### Exercise requirements
Find the word "Consideriamo" in the listing; pull out each line holding it.

[Data for this task start]

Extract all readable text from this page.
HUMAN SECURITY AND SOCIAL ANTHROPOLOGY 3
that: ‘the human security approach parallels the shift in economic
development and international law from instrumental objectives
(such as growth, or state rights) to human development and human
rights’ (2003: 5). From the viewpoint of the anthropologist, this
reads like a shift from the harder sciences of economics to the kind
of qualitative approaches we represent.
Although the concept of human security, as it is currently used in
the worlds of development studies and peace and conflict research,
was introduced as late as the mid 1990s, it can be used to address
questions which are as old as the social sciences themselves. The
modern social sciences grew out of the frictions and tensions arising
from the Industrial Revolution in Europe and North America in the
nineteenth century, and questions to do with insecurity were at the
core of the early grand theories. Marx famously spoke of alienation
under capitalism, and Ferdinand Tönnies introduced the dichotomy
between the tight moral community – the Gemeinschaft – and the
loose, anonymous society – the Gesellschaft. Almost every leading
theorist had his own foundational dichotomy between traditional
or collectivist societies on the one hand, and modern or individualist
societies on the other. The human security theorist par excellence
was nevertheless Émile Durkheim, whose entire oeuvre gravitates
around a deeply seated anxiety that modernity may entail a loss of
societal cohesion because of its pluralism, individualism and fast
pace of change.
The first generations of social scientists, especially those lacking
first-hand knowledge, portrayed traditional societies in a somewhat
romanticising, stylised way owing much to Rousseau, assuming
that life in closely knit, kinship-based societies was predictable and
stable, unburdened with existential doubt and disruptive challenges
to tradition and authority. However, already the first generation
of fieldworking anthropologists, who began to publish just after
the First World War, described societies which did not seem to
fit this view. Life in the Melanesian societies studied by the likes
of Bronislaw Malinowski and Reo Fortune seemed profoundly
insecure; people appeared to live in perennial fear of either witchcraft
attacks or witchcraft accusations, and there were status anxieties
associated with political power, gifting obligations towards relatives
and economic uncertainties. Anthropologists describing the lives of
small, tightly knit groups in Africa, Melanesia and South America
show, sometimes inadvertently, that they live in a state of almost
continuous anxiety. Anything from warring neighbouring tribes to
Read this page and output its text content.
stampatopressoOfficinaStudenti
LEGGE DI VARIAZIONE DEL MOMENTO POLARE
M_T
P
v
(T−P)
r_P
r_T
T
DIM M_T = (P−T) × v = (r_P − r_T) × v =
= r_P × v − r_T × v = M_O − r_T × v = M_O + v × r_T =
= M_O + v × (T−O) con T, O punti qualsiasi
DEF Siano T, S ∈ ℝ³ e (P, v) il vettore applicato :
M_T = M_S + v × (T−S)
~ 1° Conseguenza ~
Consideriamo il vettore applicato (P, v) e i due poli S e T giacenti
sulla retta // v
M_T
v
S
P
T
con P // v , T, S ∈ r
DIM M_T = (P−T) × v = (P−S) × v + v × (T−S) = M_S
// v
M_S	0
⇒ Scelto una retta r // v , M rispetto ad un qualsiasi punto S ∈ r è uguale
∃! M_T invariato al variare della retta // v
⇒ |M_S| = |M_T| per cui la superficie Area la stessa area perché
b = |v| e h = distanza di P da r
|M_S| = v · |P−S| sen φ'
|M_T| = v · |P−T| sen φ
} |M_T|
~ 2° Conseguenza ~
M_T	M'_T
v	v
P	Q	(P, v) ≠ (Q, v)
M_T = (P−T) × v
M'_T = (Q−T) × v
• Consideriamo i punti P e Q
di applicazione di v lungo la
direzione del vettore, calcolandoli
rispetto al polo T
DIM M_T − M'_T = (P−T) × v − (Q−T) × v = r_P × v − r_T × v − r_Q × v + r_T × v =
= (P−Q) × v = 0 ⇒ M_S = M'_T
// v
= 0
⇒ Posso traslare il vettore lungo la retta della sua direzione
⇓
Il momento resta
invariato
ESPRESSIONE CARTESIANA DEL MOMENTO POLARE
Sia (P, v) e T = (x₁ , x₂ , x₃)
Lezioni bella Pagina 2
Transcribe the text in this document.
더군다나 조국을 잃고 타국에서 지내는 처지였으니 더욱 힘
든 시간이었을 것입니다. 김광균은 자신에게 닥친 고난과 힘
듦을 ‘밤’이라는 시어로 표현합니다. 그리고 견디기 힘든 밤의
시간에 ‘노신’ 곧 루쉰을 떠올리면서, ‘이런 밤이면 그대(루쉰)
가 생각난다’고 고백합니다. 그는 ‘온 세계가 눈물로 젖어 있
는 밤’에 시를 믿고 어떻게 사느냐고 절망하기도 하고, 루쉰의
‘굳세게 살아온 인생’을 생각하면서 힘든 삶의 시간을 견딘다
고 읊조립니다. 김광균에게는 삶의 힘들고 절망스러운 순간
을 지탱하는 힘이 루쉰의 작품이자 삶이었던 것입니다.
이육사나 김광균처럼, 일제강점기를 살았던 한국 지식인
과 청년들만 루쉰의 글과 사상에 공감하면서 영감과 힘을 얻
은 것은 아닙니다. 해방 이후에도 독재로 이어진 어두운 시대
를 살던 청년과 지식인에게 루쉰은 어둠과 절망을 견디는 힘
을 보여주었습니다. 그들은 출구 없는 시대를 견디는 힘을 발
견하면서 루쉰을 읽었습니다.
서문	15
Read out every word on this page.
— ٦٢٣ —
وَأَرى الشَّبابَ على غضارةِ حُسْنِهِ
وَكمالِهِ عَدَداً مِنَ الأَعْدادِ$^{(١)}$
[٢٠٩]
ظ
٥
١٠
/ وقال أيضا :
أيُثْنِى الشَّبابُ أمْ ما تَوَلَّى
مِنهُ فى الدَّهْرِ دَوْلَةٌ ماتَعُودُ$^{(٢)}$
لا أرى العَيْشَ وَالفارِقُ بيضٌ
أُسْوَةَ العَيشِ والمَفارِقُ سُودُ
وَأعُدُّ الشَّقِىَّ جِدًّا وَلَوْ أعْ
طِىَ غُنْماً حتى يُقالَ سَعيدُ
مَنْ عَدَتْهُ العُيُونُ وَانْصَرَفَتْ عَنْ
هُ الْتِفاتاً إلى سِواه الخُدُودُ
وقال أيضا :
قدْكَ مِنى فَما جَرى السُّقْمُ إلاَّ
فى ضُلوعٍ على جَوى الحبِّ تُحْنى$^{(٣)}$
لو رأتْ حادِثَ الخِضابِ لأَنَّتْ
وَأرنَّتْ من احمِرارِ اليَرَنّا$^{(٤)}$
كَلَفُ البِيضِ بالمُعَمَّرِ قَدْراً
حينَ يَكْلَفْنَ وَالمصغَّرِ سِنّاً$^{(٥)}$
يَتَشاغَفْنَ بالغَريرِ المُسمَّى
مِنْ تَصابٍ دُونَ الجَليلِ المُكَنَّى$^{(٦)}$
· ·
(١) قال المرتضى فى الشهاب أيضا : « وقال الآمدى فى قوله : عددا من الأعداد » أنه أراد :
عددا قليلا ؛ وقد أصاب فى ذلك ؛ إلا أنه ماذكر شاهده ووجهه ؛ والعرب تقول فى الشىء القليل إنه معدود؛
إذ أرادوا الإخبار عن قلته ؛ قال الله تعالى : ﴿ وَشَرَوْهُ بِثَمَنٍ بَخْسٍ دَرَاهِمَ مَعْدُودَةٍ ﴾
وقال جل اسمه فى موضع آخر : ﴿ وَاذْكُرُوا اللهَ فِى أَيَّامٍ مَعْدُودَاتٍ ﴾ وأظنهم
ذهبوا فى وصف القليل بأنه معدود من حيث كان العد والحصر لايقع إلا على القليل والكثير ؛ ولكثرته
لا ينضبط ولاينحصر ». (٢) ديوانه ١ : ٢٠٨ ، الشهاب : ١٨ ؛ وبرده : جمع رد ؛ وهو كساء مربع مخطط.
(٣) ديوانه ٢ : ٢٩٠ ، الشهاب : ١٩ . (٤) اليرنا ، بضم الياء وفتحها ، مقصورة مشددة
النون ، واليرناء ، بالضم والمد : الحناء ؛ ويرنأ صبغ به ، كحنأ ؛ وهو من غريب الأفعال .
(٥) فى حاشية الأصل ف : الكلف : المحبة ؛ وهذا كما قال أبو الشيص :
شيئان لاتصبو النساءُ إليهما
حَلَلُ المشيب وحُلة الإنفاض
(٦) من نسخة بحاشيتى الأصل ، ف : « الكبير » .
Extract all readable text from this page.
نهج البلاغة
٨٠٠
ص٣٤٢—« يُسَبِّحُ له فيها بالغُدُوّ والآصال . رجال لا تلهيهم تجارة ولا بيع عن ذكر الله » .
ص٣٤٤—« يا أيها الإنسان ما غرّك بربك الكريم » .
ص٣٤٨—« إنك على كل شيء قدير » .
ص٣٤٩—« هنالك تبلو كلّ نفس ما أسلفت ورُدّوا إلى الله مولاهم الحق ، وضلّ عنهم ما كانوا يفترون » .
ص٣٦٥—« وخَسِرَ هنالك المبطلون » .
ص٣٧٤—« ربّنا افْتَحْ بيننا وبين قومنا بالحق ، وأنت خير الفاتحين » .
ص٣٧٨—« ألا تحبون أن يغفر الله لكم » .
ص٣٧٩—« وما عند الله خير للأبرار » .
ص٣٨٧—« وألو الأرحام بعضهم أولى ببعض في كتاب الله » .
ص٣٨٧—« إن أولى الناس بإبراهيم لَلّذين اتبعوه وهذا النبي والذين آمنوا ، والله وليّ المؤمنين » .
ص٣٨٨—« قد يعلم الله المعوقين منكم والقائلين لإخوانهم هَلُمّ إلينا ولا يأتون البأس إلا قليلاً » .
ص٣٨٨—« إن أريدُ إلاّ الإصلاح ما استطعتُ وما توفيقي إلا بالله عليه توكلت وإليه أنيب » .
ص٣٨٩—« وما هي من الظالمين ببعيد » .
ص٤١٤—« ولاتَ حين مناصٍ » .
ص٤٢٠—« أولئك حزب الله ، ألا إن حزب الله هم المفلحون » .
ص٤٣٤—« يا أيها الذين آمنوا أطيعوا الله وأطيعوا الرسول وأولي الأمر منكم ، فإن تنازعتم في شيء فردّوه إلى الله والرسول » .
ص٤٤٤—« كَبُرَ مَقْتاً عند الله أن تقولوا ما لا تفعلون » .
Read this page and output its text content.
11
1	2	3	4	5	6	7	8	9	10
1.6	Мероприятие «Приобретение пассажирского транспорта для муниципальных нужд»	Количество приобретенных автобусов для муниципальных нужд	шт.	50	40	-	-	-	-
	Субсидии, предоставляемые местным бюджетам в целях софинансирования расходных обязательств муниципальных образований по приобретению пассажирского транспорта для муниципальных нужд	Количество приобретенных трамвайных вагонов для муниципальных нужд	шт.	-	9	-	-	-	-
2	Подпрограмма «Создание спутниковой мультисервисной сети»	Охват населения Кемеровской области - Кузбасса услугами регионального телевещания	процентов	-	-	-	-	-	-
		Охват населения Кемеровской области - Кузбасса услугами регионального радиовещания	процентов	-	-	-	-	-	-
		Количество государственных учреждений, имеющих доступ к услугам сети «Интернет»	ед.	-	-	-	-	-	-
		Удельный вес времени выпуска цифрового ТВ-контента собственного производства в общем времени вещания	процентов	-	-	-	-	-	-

[Data for this task end]

### Written response
Consideriamo il vettore applicato (P, v) e i due poli S e T giacenti
• Consideriamo i punti P e Q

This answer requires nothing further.